--- Start of Data extract ---
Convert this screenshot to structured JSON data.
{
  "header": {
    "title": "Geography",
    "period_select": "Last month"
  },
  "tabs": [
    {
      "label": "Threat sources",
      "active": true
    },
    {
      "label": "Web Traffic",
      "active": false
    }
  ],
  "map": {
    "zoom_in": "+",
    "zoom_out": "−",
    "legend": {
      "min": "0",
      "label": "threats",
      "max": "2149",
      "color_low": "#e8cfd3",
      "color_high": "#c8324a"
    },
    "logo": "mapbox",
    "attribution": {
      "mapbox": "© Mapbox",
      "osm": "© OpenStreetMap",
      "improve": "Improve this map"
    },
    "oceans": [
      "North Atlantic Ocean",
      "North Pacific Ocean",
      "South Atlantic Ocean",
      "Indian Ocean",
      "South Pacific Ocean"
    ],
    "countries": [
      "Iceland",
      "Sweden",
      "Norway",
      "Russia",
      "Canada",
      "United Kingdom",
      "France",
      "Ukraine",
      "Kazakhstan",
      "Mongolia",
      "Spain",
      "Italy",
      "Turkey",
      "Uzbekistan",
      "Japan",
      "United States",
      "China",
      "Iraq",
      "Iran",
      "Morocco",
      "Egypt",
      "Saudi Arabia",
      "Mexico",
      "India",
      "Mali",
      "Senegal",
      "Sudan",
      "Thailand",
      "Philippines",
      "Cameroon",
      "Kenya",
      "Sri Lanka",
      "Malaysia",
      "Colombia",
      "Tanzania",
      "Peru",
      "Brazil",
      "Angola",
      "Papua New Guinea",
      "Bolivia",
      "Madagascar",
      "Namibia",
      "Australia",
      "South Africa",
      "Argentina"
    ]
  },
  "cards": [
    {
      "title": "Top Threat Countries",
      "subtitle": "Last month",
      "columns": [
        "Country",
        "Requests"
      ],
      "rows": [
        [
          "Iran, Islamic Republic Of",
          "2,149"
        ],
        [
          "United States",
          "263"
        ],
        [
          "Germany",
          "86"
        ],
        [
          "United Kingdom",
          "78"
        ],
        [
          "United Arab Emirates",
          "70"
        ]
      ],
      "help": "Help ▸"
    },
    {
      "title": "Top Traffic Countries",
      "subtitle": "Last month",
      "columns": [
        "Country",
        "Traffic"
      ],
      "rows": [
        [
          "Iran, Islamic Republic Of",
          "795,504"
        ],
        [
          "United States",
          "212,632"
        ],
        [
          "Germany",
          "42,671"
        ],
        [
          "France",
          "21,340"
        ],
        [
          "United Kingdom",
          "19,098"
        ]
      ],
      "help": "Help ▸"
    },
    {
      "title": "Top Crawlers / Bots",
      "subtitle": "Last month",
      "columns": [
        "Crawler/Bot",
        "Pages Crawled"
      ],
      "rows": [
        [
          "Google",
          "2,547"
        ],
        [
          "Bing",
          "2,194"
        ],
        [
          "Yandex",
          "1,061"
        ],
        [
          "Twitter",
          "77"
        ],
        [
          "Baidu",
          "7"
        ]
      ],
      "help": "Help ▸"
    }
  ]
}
--- End of Data extract ---
Request:
Output all records verbatim.

Task solution:
Convert this screenshot to structured JSON data.
{
  "header": {
    "title": "Geography",
    "period_select": "Last month"
  },
  "tabs": [
    {
      "label": "Threat sources",
      "active": true
    },
    {
      "label": "Web Traffic",
      "active": false
    }
  ],
  "map": {
    "zoom_in": "+",
    "zoom_out": "−",
    "legend": {
      "min": "0",
      "label": "threats",
      "max": "2149",
      "color_low": "#e8cfd3",
      "color_high": "#c8324a"
    },
    "logo": "mapbox",
    "attribution": {
      "mapbox": "© Mapbox",
      "osm": "© OpenStreetMap",
      "improve": "Improve this map"
    },
    "oceans": [
      "North Atlantic Ocean",
      "North Pacific Ocean",
      "South Atlantic Ocean",
      "Indian Ocean",
      "South Pacific Ocean"
    ],
    "countries": [
      "Iceland",
      "Sweden",
      "Norway",
      "Russia",
      "Canada",
      "United Kingdom",
      "France",
      "Ukraine",
      "Kazakhstan",
      "Mongolia",
      "Spain",
      "Italy",
      "Turkey",
      "Uzbekistan",
      "Japan",
      "United States",
      "China",
      "Iraq",
      "Iran",
      "Morocco",
      "Egypt",
      "Saudi Arabia",
      "Mexico",
      "India",
      "Mali",
      "Senegal",
      "Sudan",
      "Thailand",
      "Philippines",
      "Cameroon",
      "Kenya",
      "Sri Lanka",
      "Malaysia",
      "Colombia",
      "Tanzania",
      "Peru",
      "Brazil",
      "Angola",
      "Papua New Guinea",
      "Bolivia",
      "Madagascar",
      "Namibia",
      "Australia",
      "South Africa",
      "Argentina"
    ]
  },
  "cards": [
    {
      "title": "Top Threat Countries",
      "subtitle": "Last month",
      "columns": [
        "Country",
        "Requests"
      ],
      "rows": [
        [
          "Iran, Islamic Republic Of",
          "2,149"
        ],
        [
          "United States",
          "263"
        ],
        [
          "Germany",
          "86"
        ],
        [
          "United Kingdom",
          "78"
        ],
        [
          "United Arab Emirates",
          "70"
        ]
      ],
      "help": "Help ▸"
    },
    {
      "title": "Top Traffic Countries",
      "subtitle": "Last month",
      "columns": [
        "Country",
        "Traffic"
      ],
      "rows": [
        [
          "Iran, Islamic Republic Of",
          "795,504"
        ],
        [
          "United States",
          "212,632"
        ],
        [
          "Germany",
          "42,671"
        ],
        [
          "France",
          "21,340"
        ],
        [
          "United Kingdom",
          "19,098"
        ]
      ],
      "help": "Help ▸"
    },
    {
      "title": "Top Crawlers / Bots",
      "subtitle": "Last month",
      "columns": [
        "Crawler/Bot",
        "Pages Crawled"
      ],
      "rows": [
        [
          "Google",
          "2,547"
        ],
        [
          "Bing",
          "2,194"
        ],
        [
          "Yandex",
          "1,061"
        ],
        [
          "Twitter",
          "77"
        ],
        [
          "Baidu",
          "7"
        ]
      ],
      "help": "Help ▸"
    }
  ]
}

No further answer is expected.